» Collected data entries
** Begin **
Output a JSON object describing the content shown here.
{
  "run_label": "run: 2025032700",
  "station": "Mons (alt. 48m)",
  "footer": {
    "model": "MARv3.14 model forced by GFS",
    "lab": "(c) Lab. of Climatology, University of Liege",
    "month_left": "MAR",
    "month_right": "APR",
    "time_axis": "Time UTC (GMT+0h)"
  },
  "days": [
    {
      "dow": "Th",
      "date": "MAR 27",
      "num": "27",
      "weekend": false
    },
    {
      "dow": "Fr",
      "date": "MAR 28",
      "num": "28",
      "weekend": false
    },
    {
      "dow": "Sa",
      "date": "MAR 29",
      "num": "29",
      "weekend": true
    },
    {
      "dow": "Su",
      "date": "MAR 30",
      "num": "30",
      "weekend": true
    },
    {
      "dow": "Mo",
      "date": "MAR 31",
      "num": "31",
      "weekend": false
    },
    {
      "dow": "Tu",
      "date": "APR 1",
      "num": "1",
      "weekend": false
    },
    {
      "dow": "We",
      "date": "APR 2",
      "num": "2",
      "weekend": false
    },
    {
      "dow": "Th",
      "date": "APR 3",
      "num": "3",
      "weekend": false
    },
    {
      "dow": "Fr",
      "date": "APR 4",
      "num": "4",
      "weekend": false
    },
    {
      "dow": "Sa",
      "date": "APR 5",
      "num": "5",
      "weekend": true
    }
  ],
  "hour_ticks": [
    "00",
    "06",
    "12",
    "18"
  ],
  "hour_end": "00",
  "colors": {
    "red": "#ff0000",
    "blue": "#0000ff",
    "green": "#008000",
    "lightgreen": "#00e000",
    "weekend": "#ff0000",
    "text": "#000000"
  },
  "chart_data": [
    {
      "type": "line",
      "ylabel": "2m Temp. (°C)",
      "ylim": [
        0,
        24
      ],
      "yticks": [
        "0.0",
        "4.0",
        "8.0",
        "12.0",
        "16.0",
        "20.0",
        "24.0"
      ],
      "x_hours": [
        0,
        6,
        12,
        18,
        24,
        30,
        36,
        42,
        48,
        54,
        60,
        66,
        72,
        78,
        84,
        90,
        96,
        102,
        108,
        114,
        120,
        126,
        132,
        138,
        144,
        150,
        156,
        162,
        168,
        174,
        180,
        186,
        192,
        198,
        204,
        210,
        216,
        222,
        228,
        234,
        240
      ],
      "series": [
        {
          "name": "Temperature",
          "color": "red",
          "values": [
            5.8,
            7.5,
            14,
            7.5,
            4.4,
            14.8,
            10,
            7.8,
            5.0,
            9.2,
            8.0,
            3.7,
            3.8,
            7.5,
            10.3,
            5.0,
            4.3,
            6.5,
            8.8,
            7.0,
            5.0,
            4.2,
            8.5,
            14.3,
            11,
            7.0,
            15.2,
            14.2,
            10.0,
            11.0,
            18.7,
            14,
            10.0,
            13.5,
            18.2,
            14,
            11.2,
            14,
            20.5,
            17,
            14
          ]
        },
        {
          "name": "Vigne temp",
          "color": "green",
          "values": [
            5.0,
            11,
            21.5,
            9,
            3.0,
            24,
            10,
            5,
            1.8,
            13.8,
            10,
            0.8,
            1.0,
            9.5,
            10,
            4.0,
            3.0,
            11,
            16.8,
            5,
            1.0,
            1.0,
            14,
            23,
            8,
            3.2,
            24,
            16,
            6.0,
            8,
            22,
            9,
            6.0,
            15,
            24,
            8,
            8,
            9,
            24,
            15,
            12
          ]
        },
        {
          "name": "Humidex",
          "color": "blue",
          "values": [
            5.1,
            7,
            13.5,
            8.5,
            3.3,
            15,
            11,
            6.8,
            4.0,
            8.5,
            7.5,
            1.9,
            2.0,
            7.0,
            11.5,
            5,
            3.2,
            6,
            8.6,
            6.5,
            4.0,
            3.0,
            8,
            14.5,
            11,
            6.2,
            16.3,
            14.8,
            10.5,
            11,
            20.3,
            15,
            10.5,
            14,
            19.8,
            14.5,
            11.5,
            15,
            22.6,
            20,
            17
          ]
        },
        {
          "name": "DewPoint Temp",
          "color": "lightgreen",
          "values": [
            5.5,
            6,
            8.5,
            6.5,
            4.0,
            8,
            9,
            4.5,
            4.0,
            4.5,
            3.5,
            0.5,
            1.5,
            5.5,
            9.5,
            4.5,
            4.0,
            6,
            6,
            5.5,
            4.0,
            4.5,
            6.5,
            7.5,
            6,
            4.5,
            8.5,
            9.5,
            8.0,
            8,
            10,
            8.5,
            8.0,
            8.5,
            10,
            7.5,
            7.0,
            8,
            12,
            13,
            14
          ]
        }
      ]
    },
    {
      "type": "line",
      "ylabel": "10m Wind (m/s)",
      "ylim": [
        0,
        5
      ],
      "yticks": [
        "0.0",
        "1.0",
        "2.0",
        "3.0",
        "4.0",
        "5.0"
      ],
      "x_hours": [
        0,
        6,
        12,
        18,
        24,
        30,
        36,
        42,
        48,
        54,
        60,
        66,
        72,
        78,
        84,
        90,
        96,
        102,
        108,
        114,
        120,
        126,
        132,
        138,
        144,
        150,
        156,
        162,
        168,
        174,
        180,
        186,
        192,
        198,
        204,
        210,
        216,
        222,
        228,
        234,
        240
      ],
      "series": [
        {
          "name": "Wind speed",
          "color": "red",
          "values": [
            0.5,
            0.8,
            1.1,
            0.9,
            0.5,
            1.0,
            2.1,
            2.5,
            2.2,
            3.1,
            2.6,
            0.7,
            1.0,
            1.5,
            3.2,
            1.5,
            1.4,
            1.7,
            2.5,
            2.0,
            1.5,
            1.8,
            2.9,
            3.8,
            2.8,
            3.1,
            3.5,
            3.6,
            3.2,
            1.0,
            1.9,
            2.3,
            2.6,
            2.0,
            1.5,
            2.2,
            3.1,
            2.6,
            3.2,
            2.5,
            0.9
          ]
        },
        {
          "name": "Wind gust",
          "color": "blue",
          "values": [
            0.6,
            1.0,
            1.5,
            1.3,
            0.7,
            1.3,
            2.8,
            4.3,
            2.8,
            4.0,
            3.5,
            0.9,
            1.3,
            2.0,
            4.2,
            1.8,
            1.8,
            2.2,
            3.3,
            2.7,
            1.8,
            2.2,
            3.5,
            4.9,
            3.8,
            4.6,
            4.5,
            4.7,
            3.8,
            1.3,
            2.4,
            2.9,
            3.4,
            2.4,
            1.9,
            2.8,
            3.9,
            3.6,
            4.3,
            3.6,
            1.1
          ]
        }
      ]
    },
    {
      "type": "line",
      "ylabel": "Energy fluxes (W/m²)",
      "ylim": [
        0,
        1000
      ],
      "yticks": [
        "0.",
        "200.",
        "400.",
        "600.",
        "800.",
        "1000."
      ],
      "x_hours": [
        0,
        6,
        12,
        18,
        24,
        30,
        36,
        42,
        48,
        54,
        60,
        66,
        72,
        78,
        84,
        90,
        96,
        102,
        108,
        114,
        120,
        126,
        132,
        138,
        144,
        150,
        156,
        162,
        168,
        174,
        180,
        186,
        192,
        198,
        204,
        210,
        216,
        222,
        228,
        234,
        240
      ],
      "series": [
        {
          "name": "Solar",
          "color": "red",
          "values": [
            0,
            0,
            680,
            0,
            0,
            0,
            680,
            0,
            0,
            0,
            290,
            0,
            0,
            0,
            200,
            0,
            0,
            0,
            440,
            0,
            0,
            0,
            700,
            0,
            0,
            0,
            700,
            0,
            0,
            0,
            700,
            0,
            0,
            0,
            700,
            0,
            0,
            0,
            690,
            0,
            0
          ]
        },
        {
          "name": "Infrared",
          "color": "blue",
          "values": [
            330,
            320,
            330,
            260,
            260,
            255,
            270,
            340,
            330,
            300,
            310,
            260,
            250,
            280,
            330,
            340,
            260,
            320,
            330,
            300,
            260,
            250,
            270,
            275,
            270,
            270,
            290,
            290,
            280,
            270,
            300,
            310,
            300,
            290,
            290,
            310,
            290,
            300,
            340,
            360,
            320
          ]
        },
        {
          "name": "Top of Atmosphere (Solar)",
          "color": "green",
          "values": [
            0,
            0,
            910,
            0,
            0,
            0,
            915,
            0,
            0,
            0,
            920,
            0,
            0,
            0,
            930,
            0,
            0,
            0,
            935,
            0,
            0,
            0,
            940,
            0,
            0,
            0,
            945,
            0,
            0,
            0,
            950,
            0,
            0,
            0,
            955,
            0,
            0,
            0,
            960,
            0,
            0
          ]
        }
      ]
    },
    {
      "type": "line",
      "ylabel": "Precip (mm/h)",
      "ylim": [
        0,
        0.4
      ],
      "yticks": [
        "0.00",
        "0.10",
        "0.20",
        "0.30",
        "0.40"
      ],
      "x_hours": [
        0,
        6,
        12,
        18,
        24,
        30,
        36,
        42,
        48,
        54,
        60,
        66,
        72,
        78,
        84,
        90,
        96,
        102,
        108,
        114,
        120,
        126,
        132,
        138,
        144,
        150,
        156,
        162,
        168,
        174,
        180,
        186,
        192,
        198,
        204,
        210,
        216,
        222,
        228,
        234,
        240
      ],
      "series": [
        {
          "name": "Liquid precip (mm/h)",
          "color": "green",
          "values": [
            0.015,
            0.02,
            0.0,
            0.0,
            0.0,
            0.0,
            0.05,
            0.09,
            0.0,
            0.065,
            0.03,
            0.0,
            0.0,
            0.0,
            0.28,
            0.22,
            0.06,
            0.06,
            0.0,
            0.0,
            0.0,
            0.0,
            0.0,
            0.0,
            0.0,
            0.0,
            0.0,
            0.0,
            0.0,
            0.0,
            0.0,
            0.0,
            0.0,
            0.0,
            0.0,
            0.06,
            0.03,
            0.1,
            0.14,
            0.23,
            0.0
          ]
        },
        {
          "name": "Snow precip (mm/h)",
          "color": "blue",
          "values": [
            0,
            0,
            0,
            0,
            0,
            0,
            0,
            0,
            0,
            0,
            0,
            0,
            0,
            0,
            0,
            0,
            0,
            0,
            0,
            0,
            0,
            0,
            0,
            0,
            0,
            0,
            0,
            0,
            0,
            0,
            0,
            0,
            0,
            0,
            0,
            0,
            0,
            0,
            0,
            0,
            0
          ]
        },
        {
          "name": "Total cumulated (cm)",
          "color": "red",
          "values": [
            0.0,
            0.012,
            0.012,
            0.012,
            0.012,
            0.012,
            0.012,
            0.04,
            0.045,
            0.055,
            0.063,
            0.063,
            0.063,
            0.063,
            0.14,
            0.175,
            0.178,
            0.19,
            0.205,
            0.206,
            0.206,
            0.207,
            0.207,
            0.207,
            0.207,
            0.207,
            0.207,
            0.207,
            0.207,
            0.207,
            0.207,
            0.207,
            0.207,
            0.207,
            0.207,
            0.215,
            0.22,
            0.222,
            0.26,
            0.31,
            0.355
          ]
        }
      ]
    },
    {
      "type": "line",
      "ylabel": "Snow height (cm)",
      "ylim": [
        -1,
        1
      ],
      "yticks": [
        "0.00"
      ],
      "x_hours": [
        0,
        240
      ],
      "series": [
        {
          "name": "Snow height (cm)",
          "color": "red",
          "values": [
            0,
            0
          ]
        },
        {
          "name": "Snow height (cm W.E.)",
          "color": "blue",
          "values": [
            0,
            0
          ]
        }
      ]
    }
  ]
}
** End **
» EXERCISE INSTRUCTIONS
Copy in full each line that holds the word "lightgreen".

» RESULT
    "lightgreen": "#00e000",
          "color": "lightgreen",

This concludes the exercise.